- [Exercise description]:
Copy every line with the string "planet" in it.

- - - - -

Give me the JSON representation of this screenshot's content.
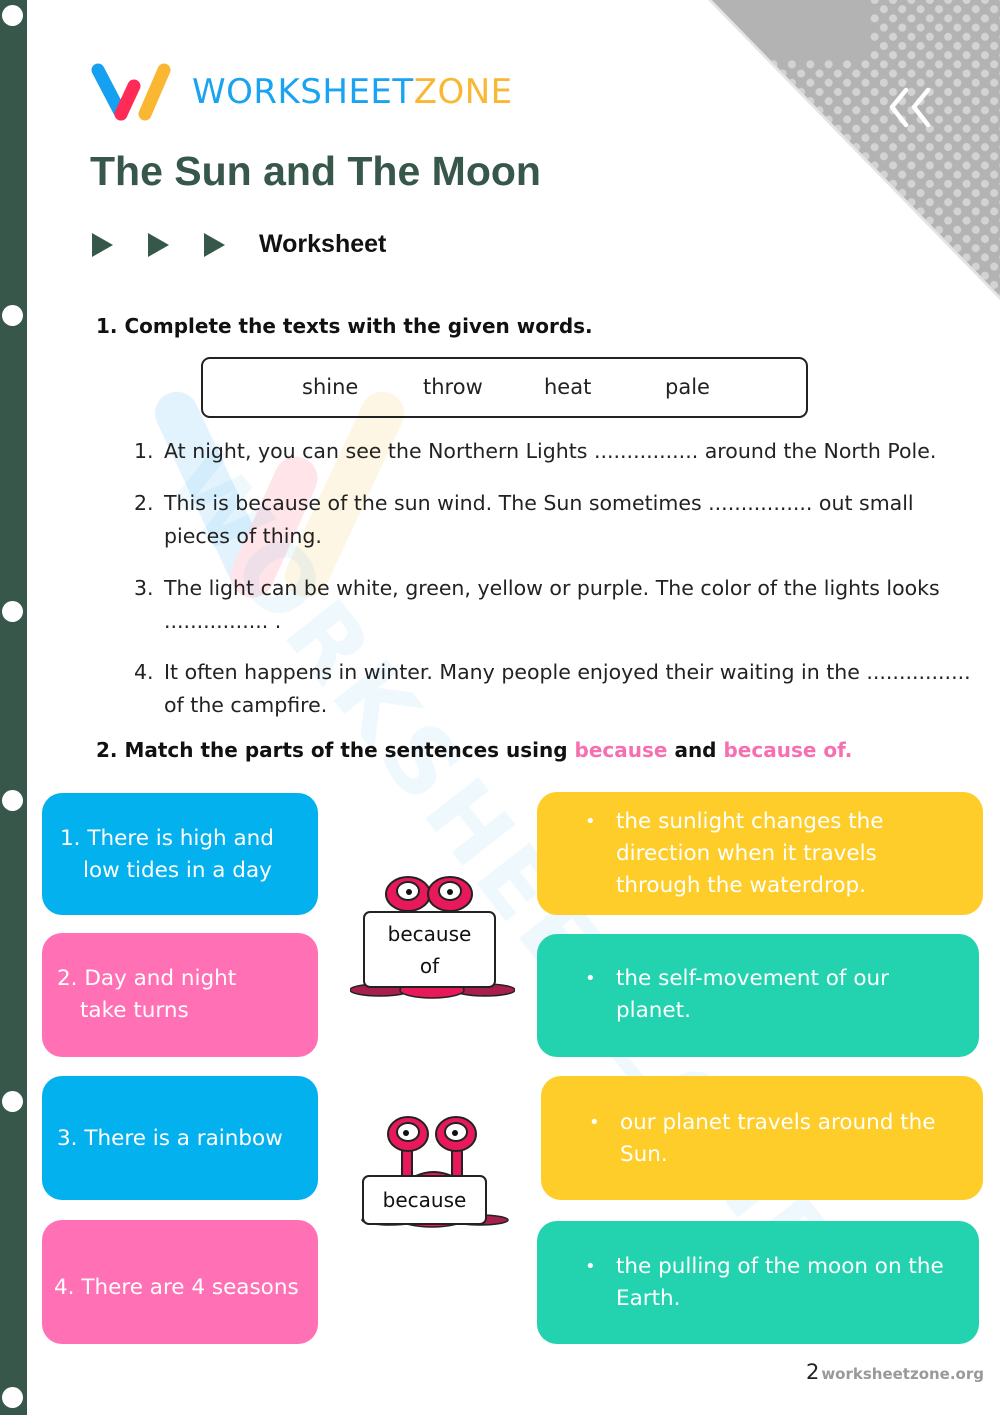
{
  "brand": {
    "name_part1": "WORKSHEET",
    "name_part2": "ZONE",
    "colors": {
      "blue": "#1aa3f0",
      "red": "#ff2a55",
      "yellow": "#f9b833",
      "dark_green": "#37574a"
    }
  },
  "header": {
    "title": "The Sun and The Moon",
    "subtitle": "Worksheet",
    "corner_icon": "double-chevron-left-icon"
  },
  "section1": {
    "heading": "1. Complete the texts with the given words.",
    "word_bank": [
      "shine",
      "throw",
      "heat",
      "pale"
    ],
    "items": [
      {
        "num": "1.",
        "text": "At night, you can see the Northern Lights ................ around the North Pole."
      },
      {
        "num": "2.",
        "text": "This is because of the sun wind. The Sun sometimes ................ out small pieces of thing."
      },
      {
        "num": "3.",
        "text": "The light can be white, green, yellow or purple. The color of the lights looks ................ ."
      },
      {
        "num": "4.",
        "text": "It often happens in winter. Many people enjoyed their waiting in the ................ of the campfire."
      }
    ]
  },
  "section2": {
    "heading_prefix": "2. Match the parts of the sentences using ",
    "keyword1": "because",
    "heading_mid": " and ",
    "keyword2": "because of.",
    "left_cards": [
      {
        "text": "1. There is high and\n    low tides in a day",
        "line1": "1. There is high and",
        "line2": "low tides in a day",
        "color": "#03b1ef"
      },
      {
        "text": "2. Day and night take turns",
        "line1": "2. Day and night",
        "line2": "take turns",
        "color": "#ff70b4"
      },
      {
        "text": "3. There is a rainbow",
        "line1": "3. There is a rainbow",
        "line2": "",
        "color": "#03b1ef"
      },
      {
        "text": "4. There are 4 seasons",
        "line1": "4. There are 4 seasons",
        "line2": "",
        "color": "#ff70b4"
      }
    ],
    "right_cards": [
      {
        "bullet": "•",
        "text": "the sunlight changes the direction when it travels through the waterdrop.",
        "color": "#fecd2a"
      },
      {
        "bullet": "•",
        "text": "the self-movement of our planet.",
        "color": "#23d3b0"
      },
      {
        "bullet": "•",
        "text": "our planet travels around the Sun.",
        "color": "#fecd2a"
      },
      {
        "bullet": "•",
        "text": "the pulling of the moon on the Earth.",
        "color": "#23d3b0"
      }
    ],
    "signs": [
      {
        "line1": "because",
        "line2": "of"
      },
      {
        "line1": "because",
        "line2": ""
      }
    ]
  },
  "watermark": "WORKSHEETZONE",
  "footer": {
    "page_number": "2",
    "site": "worksheetzone.org"
  }
}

- - - - -

- [Task answer]:
        "text": "the self-movement of our planet.",
        "text": "our planet travels around the Sun.",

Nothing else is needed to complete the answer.